*The exercise:*
From the entries below, gather every line containing the string "likes".

++++++++++++++++++++

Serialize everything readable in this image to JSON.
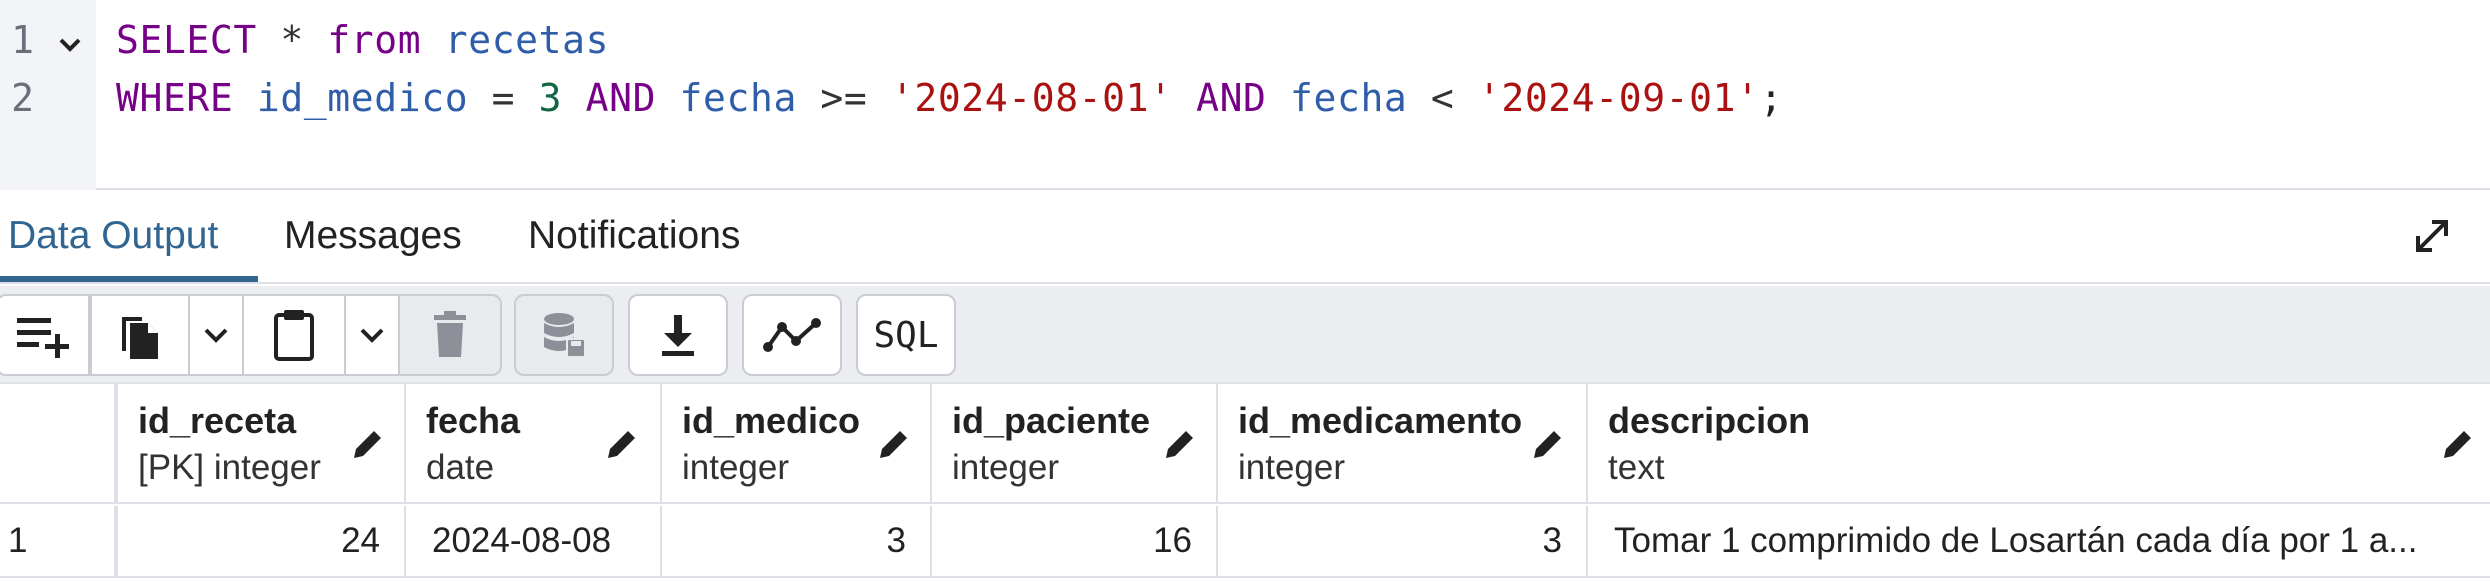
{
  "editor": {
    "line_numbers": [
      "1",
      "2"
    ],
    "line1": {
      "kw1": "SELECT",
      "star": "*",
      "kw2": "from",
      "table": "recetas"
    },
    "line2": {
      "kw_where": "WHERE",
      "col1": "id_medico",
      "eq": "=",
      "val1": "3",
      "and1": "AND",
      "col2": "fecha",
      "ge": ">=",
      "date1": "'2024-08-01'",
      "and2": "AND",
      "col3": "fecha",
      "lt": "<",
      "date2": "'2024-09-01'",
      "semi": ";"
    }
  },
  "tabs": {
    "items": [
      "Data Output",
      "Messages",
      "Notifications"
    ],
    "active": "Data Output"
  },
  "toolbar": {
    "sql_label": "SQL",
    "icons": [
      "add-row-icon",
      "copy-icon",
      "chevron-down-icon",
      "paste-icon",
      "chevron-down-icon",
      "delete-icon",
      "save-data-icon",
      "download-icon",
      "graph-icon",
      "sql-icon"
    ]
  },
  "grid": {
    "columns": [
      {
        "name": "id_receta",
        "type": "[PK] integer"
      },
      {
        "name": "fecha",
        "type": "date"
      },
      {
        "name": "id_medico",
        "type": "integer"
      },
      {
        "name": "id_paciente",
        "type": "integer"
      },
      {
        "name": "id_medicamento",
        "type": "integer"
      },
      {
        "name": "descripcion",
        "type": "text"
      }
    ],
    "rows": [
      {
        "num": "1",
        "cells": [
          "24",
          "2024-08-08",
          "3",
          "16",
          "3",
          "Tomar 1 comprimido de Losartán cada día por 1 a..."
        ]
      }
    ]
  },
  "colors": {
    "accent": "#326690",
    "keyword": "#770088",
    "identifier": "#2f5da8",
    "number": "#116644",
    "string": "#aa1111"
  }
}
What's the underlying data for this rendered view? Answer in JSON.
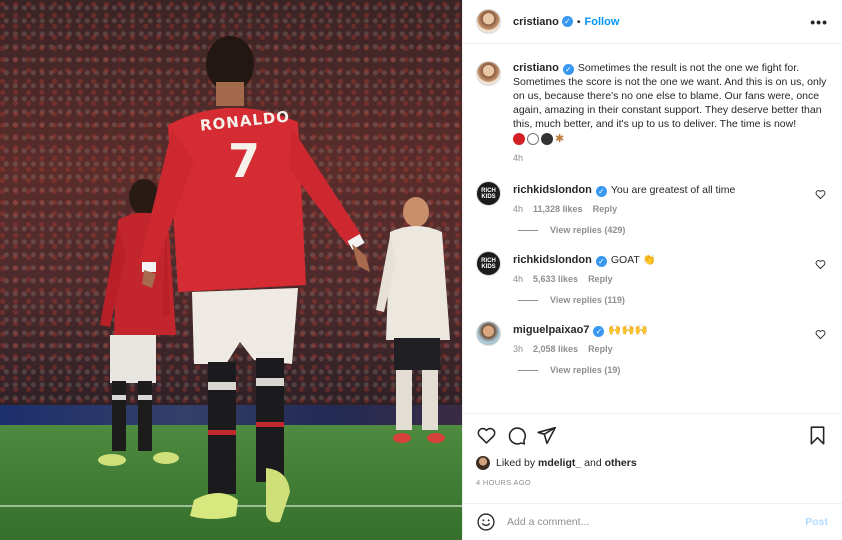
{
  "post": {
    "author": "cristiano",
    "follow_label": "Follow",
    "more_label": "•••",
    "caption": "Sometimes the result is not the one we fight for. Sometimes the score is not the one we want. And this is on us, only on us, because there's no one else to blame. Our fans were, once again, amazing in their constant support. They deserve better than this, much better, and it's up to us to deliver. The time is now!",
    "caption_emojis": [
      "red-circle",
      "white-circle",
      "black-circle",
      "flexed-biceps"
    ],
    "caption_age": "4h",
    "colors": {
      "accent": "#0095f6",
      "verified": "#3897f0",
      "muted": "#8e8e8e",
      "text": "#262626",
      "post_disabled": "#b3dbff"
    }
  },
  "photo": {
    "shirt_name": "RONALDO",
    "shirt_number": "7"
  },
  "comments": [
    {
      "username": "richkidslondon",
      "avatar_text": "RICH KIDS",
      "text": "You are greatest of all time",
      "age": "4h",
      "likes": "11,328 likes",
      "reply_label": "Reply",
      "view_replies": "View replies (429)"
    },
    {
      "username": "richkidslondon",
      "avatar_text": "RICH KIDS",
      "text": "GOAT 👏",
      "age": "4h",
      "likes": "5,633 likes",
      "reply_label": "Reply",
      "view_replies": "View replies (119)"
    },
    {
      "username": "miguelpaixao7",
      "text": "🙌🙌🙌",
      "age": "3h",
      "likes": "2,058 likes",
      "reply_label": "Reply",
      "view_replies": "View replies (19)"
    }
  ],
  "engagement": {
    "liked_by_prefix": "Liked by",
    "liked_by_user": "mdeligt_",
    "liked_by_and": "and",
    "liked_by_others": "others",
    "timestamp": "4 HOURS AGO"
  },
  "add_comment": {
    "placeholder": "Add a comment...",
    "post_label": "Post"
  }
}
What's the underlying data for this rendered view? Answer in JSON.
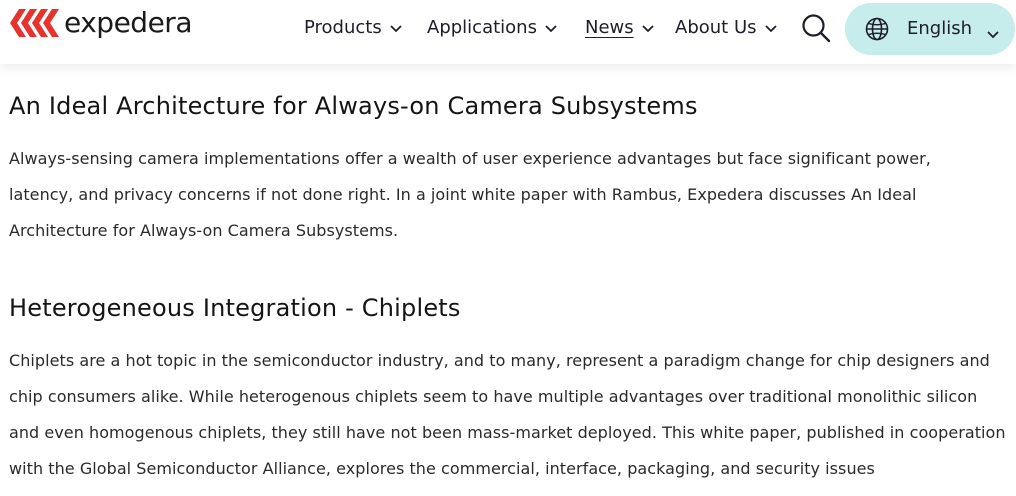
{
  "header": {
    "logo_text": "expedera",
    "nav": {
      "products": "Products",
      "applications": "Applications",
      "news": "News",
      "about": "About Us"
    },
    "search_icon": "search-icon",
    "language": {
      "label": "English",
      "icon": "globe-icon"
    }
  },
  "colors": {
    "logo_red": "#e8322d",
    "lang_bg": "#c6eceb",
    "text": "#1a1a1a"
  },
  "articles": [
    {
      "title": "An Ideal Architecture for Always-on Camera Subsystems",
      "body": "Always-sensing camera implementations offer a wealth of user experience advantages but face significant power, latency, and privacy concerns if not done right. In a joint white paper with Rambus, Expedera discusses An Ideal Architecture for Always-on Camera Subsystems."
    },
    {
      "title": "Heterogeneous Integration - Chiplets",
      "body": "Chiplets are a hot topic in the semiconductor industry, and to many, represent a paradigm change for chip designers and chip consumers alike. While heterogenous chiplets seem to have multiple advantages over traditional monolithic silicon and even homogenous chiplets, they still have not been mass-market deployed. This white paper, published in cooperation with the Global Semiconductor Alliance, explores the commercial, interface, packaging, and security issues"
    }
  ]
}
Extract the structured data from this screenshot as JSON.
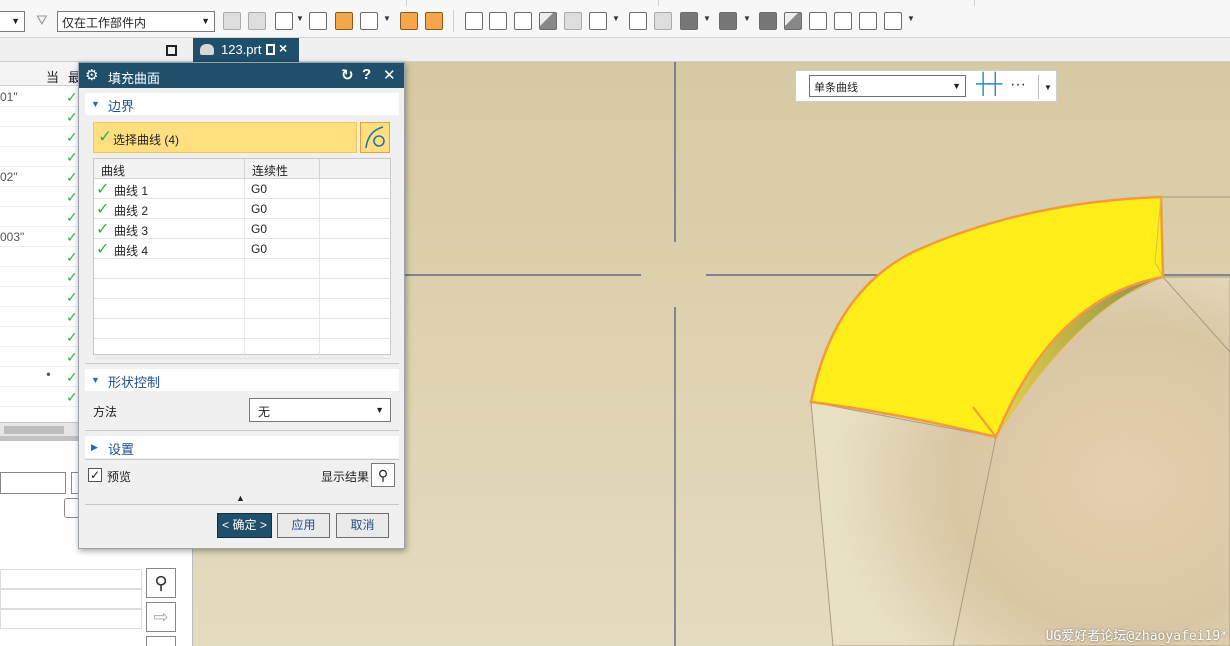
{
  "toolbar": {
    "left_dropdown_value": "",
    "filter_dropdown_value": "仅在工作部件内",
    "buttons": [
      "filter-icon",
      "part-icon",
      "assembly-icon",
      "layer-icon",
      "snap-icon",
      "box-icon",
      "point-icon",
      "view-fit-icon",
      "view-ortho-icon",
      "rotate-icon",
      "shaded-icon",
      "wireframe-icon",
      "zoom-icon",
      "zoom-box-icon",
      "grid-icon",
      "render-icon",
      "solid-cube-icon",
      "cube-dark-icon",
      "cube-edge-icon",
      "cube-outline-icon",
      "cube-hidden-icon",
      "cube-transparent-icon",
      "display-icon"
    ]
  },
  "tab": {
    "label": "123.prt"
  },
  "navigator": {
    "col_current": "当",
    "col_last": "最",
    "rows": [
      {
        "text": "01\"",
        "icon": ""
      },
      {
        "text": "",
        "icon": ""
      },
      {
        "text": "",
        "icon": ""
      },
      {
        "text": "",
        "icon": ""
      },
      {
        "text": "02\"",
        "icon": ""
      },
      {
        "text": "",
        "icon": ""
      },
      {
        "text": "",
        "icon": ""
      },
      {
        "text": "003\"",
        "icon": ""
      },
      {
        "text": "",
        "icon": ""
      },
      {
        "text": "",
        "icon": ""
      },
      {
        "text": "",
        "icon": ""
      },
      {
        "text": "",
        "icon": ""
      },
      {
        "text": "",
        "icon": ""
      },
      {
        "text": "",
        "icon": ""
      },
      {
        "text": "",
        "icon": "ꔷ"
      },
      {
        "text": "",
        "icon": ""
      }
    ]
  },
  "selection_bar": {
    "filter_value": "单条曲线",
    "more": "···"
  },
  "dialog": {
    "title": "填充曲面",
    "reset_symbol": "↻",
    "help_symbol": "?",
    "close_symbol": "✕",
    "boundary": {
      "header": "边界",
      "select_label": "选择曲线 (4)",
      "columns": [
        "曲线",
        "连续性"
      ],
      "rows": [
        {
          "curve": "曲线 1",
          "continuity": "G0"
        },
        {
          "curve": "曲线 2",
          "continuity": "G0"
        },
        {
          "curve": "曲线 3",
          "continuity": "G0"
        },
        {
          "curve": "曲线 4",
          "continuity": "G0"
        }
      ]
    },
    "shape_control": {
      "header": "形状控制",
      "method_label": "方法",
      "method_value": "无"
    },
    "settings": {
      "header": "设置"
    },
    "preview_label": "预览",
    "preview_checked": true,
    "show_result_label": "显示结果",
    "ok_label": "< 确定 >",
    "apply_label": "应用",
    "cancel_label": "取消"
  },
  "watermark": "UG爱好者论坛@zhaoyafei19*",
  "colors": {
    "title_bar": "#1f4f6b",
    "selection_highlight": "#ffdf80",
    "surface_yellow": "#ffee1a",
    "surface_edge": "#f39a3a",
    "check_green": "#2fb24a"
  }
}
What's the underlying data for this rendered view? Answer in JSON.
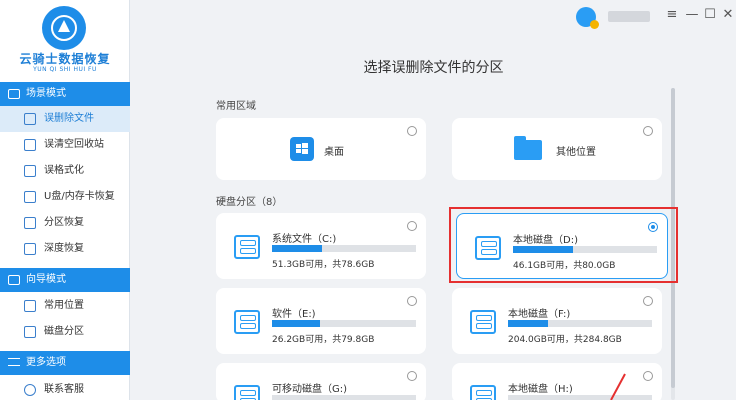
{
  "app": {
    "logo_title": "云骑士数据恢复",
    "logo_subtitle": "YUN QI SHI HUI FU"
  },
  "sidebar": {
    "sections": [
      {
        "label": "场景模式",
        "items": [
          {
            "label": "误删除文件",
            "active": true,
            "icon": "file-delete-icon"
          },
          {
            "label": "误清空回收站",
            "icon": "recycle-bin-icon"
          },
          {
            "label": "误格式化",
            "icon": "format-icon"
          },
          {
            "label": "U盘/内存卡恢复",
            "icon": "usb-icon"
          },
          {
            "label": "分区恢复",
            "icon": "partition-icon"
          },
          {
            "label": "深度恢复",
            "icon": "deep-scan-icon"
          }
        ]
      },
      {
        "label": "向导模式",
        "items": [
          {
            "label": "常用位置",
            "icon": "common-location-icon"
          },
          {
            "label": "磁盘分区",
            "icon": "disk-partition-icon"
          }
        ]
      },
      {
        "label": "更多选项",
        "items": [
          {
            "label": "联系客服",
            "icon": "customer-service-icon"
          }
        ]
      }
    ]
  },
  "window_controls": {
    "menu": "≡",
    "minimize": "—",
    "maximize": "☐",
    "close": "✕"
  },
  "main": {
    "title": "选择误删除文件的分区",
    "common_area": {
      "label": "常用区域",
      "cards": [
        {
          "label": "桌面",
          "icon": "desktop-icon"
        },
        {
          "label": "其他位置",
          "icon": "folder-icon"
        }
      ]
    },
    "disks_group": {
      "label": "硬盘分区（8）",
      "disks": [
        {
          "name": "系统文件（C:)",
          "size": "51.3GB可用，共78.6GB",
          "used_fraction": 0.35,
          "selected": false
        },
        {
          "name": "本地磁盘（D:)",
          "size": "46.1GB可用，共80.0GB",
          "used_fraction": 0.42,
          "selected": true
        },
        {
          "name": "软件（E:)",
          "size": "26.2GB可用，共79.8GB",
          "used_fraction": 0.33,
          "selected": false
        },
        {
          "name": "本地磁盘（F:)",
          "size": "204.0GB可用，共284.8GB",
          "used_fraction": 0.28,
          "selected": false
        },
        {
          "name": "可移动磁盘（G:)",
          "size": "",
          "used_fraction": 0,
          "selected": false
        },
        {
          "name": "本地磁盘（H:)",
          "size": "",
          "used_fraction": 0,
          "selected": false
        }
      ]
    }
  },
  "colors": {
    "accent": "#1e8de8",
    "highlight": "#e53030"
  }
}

++++++++++++++++++++

*Solution to this exercise:*
      "likes": "11,328 likes",
      "likes": "5,633 likes",
      "likes": "2,058 likes",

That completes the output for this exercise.